>> start Input rows
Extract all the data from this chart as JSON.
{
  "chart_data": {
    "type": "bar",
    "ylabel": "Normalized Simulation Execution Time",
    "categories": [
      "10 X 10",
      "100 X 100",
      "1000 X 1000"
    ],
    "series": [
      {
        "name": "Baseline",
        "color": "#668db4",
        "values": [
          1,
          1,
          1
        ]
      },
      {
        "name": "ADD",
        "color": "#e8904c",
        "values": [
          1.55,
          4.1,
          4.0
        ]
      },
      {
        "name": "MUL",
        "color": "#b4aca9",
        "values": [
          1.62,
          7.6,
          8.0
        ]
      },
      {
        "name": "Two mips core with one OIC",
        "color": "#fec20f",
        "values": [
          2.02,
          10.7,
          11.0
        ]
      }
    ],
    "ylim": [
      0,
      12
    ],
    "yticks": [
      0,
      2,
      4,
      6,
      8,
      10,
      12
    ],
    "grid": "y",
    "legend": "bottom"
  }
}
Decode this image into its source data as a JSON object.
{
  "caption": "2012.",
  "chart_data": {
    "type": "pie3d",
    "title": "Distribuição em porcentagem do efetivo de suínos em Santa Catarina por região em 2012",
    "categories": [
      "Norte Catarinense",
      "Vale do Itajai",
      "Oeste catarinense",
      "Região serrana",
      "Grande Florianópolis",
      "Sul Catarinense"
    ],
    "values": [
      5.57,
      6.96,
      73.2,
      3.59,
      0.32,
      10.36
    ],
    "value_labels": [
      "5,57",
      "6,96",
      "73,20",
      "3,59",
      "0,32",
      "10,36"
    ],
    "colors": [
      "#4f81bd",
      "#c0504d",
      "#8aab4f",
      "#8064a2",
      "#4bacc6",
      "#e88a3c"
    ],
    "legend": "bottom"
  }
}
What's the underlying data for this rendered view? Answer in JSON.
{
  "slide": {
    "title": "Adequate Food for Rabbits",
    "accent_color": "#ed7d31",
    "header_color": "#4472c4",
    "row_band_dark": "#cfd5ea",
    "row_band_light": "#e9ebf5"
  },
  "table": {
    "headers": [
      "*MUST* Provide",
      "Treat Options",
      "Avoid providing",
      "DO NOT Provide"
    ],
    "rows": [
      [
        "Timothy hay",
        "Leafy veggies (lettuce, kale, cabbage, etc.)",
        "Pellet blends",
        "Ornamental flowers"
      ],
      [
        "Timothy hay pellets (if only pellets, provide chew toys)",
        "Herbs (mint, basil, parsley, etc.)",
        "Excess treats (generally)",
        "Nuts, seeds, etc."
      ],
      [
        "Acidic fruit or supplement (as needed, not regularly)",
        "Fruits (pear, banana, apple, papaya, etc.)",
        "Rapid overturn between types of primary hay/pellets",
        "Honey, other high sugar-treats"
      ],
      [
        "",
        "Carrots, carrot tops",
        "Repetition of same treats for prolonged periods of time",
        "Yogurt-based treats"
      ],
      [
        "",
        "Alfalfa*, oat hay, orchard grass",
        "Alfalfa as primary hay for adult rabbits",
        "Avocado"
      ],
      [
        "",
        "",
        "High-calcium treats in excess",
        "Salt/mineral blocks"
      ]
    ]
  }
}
>> end Input rows
Return every line above that contains the word "JSON".

Extract all the data from this chart as JSON.
Decode this image into its source data as a JSON object.
What's the underlying data for this rendered view? Answer in JSON.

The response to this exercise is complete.